**Task instructions**.
For the listing below, give the count of lines containing the string "Settings" and nothing else.

**Extracted data**.

● ● ●

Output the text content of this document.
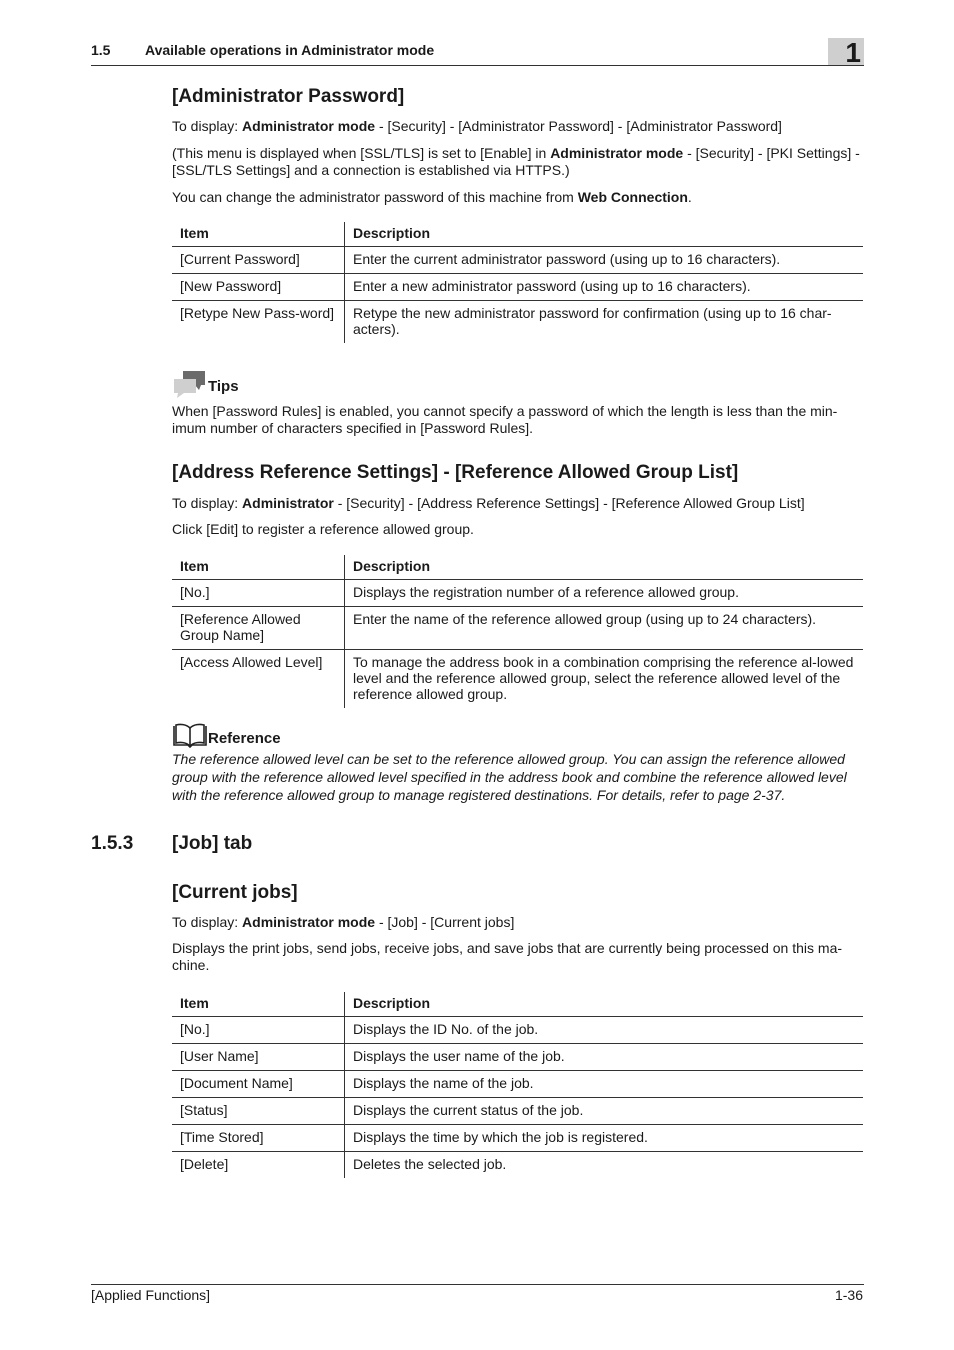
1.5 Available operations in Administrator mode	1
[Administrator Password]

To display: Administrator mode - [Security] - [Administrator Password] - [Administrator Password]

(This menu is displayed when [SSL/TLS] is set to [Enable] in Administrator mode - [Security] - [PKI Settings] - [SSL/TLS Settings] and a connection is established via HTTPS.)

You can change the administrator password of this machine from Web Connection.

Item	Description
[Current Password]	Enter the current administrator password (using up to 16 characters).
[New Password]	Enter a new administrator password (using up to 16 characters).
[Retype New Pass-word]	Retype the new administrator password for confirmation (using up to 16 char-acters).
Tips

When [Password Rules] is enabled, you cannot specify a password of which the length is less than the min-imum number of characters specified in [Password Rules].

[Address Reference Settings] - [Reference Allowed Group List]

To display: Administrator - [Security] - [Address Reference Settings] - [Reference Allowed Group List]

Click [Edit] to register a reference allowed group.

Item	Description
[No.]	Displays the registration number of a reference allowed group.
[Reference Allowed Group Name]	Enter the name of the reference allowed group (using up to 24 characters).
[Access Allowed Level]	To manage the address book in a combination comprising the reference al-lowed level and the reference allowed group, select the reference allowed level of the reference allowed group.
Reference

The reference allowed level can be set to the reference allowed group. You can assign the reference allowed group with the reference allowed level specified in the address book and combine the reference allowed level with the reference allowed group to manage registered destinations. For details, refer to page 2-37.

1.5.3 [Job] tab
[Current jobs]

To display: Administrator mode - [Job] - [Current jobs]

Displays the print jobs, send jobs, receive jobs, and save jobs that are currently being processed on this ma-chine.

Item	Description
[No.]	Displays the ID No. of the job.
[User Name]	Displays the user name of the job.
[Document Name]	Displays the name of the job.
[Status]	Displays the current status of the job.
[Time Stored]	Displays the time by which the job is registered.
[Delete]	Deletes the selected job.
[Applied Functions]	1-36
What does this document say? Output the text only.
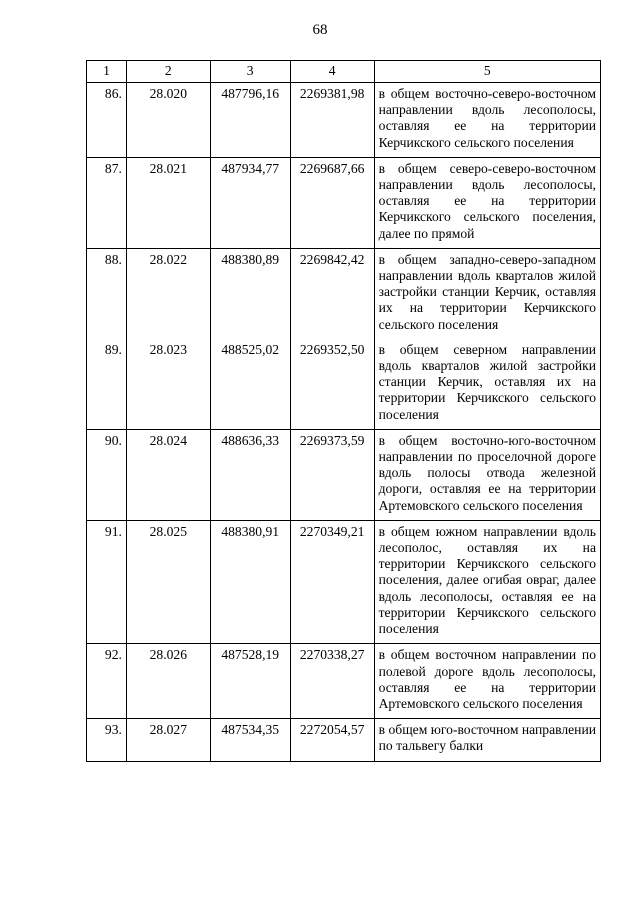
68
1	2	3	4	5
86.	28.020	487796,16	2269381,98	в общем восточно-северо-восточном направлении вдоль лесополосы, оставляя ее на территории Керчикского сельского поселения
87.	28.021	487934,77	2269687,66	в общем северо-северо-восточном направлении вдоль лесополосы, оставляя ее на территории Керчикского сельского поселения, далее по прямой
88.	28.022	488380,89	2269842,42	в общем западно-северо-западном направлении вдоль кварталов жилой застройки станции Керчик, оставляя их на территории Керчикского сельского поселения
89.	28.023	488525,02	2269352,50	в общем северном направлении вдоль кварталов жилой застройки станции Керчик, оставляя их на территории Керчикского сельского поселения
90.	28.024	488636,33	2269373,59	в общем восточно-юго-восточном направлении по проселочной дороге вдоль полосы отвода железной дороги, оставляя ее на территории Артемовского сельского поселения
91.	28.025	488380,91	2270349,21	в общем южном направлении вдоль лесополос, оставляя их на территории Керчикского сельского поселения, далее огибая овраг, далее вдоль лесополосы, оставляя ее на территории Керчикского сельского поселения
92.	28.026	487528,19	2270338,27	в общем восточном направлении по полевой дороге вдоль лесополосы, оставляя ее на территории Артемовского сельского поселения
93.	28.027	487534,35	2272054,57	в общем юго-восточном направлении по тальвегу балки
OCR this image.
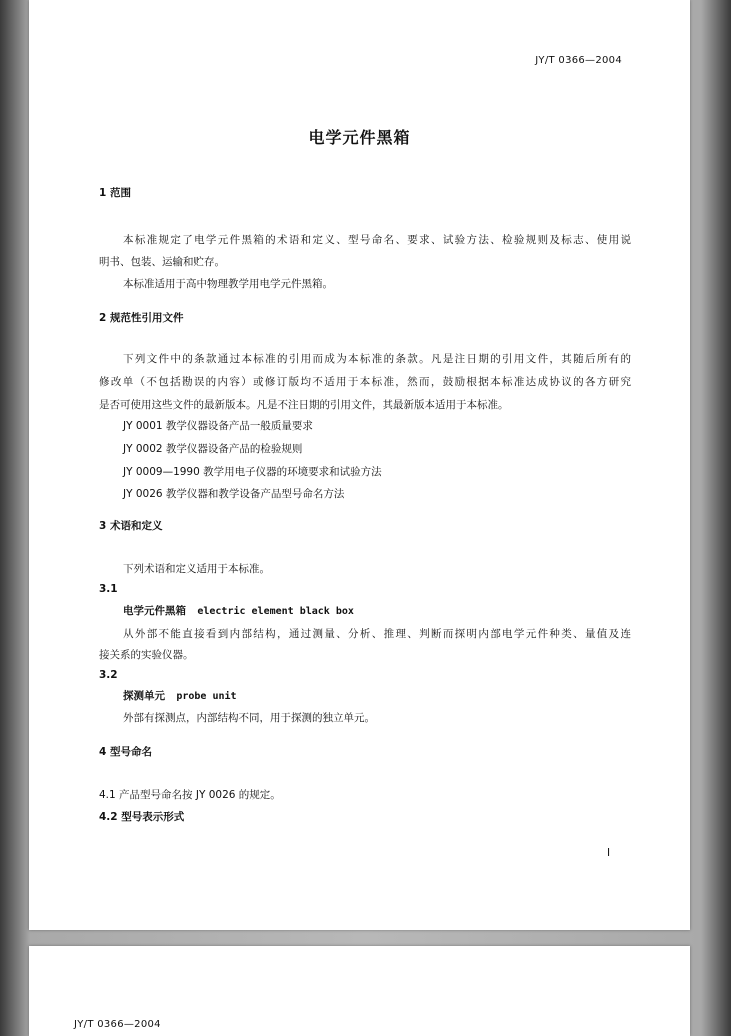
JY/T 0366—2004
电学元件黑箱
1 范围
本标准规定了电学元件黑箱的术语和定义、型号命名、要求、试验方法、检验规则及标志、使用说
明书、包装、运输和贮存。
本标准适用于高中物理教学用电学元件黑箱。
2 规范性引用文件
下列文件中的条款通过本标准的引用而成为本标准的条款。凡是注日期的引用文件，其随后所有的
修改单（不包括勘误的内容）或修订版均不适用于本标准，然而，鼓励根据本标准达成协议的各方研究
是否可使用这些文件的最新版本。凡是不注日期的引用文件，其最新版本适用于本标准。
JY 0001 教学仪器设备产品一般质量要求
JY 0002 教学仪器设备产品的检验规则
JY 0009—1990 教学用电子仪器的环境要求和试验方法
JY 0026 教学仪器和教学设备产品型号命名方法
3 术语和定义
下列术语和定义适用于本标准。
3.1
电学元件黑箱 electric element black box
从外部不能直接看到内部结构，通过测量、分析、推理、判断而探明内部电学元件种类、量值及连
接关系的实验仪器。
3.2
探测单元 probe unit
外部有探测点，内部结构不同，用于探测的独立单元。
4 型号命名
4.1 产品型号命名按 JY 0026 的规定。
4.2 型号表示形式
I
JY/T 0366—2004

● ● ●

**Solution for this task**.
3